■ Extracted data

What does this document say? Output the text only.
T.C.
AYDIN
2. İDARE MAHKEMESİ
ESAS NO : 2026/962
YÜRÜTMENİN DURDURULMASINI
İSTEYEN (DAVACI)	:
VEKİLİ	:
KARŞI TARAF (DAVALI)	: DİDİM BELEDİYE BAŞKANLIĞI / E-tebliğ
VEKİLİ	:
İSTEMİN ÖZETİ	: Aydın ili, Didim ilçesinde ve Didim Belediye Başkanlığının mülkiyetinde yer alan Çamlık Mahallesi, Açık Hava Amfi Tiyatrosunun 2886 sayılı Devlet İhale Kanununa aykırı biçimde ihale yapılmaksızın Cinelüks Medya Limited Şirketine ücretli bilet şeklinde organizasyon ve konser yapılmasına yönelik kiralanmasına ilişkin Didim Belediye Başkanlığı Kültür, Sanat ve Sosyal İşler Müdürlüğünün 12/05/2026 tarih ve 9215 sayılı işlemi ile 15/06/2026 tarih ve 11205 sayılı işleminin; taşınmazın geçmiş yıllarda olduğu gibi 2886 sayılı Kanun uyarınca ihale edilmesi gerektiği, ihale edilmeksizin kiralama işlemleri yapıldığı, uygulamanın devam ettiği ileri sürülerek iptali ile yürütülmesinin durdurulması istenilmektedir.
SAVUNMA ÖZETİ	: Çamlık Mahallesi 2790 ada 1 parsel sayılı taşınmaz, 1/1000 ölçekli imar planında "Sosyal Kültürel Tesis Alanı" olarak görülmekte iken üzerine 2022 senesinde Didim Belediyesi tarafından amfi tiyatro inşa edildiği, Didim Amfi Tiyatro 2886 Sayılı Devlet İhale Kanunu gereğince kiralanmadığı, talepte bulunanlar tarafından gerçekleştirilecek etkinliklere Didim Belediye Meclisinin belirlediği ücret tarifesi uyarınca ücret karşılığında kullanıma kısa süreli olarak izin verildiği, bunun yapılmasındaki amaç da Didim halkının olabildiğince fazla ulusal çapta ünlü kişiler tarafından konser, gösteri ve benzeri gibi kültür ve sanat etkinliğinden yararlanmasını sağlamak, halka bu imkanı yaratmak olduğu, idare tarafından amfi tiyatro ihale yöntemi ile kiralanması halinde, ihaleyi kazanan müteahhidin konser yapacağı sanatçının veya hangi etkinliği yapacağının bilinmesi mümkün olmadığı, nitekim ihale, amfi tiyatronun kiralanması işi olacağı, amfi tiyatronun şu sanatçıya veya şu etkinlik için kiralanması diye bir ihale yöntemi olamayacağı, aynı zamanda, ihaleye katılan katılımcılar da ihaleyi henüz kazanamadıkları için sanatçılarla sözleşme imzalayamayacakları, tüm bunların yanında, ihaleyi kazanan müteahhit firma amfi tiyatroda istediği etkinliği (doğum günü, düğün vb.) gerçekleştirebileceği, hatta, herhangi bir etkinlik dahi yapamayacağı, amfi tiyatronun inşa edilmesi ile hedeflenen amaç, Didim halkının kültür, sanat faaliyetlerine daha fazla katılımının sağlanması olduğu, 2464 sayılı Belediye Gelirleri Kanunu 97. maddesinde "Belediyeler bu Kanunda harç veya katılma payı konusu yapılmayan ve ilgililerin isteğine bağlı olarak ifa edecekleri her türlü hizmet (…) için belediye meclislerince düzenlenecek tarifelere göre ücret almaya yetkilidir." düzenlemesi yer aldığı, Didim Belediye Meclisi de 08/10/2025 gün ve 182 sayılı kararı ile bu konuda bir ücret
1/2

■ Written problem
Repeat the material in full, exactly as it stands.

■ The completed task
What does this document say? Output the text only.
T.C.
AYDIN
2. İDARE MAHKEMESİ
ESAS NO : 2026/962
YÜRÜTMENİN DURDURULMASINI
İSTEYEN (DAVACI)	:
VEKİLİ	:
KARŞI TARAF (DAVALI)	: DİDİM BELEDİYE BAŞKANLIĞI / E-tebliğ
VEKİLİ	:
İSTEMİN ÖZETİ	: Aydın ili, Didim ilçesinde ve Didim Belediye Başkanlığının mülkiyetinde yer alan Çamlık Mahallesi, Açık Hava Amfi Tiyatrosunun 2886 sayılı Devlet İhale Kanununa aykırı biçimde ihale yapılmaksızın Cinelüks Medya Limited Şirketine ücretli bilet şeklinde organizasyon ve konser yapılmasına yönelik kiralanmasına ilişkin Didim Belediye Başkanlığı Kültür, Sanat ve Sosyal İşler Müdürlüğünün 12/05/2026 tarih ve 9215 sayılı işlemi ile 15/06/2026 tarih ve 11205 sayılı işleminin; taşınmazın geçmiş yıllarda olduğu gibi 2886 sayılı Kanun uyarınca ihale edilmesi gerektiği, ihale edilmeksizin kiralama işlemleri yapıldığı, uygulamanın devam ettiği ileri sürülerek iptali ile yürütülmesinin durdurulması istenilmektedir.
SAVUNMA ÖZETİ	: Çamlık Mahallesi 2790 ada 1 parsel sayılı taşınmaz, 1/1000 ölçekli imar planında "Sosyal Kültürel Tesis Alanı" olarak görülmekte iken üzerine 2022 senesinde Didim Belediyesi tarafından amfi tiyatro inşa edildiği, Didim Amfi Tiyatro 2886 Sayılı Devlet İhale Kanunu gereğince kiralanmadığı, talepte bulunanlar tarafından gerçekleştirilecek etkinliklere Didim Belediye Meclisinin belirlediği ücret tarifesi uyarınca ücret karşılığında kullanıma kısa süreli olarak izin verildiği, bunun yapılmasındaki amaç da Didim halkının olabildiğince fazla ulusal çapta ünlü kişiler tarafından konser, gösteri ve benzeri gibi kültür ve sanat etkinliğinden yararlanmasını sağlamak, halka bu imkanı yaratmak olduğu, idare tarafından amfi tiyatro ihale yöntemi ile kiralanması halinde, ihaleyi kazanan müteahhidin konser yapacağı sanatçının veya hangi etkinliği yapacağının bilinmesi mümkün olmadığı, nitekim ihale, amfi tiyatronun kiralanması işi olacağı, amfi tiyatronun şu sanatçıya veya şu etkinlik için kiralanması diye bir ihale yöntemi olamayacağı, aynı zamanda, ihaleye katılan katılımcılar da ihaleyi henüz kazanamadıkları için sanatçılarla sözleşme imzalayamayacakları, tüm bunların yanında, ihaleyi kazanan müteahhit firma amfi tiyatroda istediği etkinliği (doğum günü, düğün vb.) gerçekleştirebileceği, hatta, herhangi bir etkinlik dahi yapamayacağı, amfi tiyatronun inşa edilmesi ile hedeflenen amaç, Didim halkının kültür, sanat faaliyetlerine daha fazla katılımının sağlanması olduğu, 2464 sayılı Belediye Gelirleri Kanunu 97. maddesinde "Belediyeler bu Kanunda harç veya katılma payı konusu yapılmayan ve ilgililerin isteğine bağlı olarak ifa edecekleri her türlü hizmet (…) için belediye meclislerince düzenlenecek tarifelere göre ücret almaya yetkilidir." düzenlemesi yer aldığı, Didim Belediye Meclisi de 08/10/2025 gün ve 182 sayılı kararı ile bu konuda bir ücret
1/2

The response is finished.